▸ **Written problem**
Tally the lines that contain the string "title" and state that total without comment.

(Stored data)
_ _ _ _ _ _ _

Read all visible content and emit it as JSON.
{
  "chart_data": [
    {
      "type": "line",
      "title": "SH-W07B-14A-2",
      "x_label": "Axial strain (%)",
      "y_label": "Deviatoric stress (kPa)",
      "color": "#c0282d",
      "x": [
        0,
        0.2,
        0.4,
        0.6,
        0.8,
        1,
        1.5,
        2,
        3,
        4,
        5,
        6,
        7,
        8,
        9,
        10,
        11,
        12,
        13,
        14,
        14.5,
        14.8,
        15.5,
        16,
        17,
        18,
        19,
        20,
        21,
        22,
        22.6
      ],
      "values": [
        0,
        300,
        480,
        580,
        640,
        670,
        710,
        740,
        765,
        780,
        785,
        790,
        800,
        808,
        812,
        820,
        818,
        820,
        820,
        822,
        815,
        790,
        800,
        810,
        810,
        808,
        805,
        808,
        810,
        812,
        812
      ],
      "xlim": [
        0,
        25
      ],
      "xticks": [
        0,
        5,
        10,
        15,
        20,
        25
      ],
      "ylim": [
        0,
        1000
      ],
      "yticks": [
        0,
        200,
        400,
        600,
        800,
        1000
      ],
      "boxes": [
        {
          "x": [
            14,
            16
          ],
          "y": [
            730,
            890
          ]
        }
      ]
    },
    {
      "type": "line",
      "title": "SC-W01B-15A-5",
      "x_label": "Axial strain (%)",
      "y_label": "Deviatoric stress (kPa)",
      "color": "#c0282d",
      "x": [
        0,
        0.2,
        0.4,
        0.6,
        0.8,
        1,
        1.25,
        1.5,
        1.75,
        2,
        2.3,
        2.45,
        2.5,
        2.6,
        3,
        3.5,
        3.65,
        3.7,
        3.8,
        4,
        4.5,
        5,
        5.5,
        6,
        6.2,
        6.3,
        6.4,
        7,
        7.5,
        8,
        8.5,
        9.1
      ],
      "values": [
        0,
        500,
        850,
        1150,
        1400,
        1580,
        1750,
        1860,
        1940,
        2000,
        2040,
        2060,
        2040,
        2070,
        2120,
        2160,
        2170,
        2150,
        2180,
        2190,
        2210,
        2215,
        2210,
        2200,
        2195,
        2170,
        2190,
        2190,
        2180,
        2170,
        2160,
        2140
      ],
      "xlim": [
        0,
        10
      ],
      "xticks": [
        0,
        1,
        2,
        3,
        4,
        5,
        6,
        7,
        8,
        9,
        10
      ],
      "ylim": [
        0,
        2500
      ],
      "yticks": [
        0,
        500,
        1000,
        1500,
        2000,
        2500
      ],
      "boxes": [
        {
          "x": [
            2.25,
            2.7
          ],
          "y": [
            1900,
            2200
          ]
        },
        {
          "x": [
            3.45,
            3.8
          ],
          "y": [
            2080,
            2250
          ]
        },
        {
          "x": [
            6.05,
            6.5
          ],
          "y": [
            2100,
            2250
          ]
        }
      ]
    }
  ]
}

_ _ _ _ _ _ _

▸ **Problem solution**
2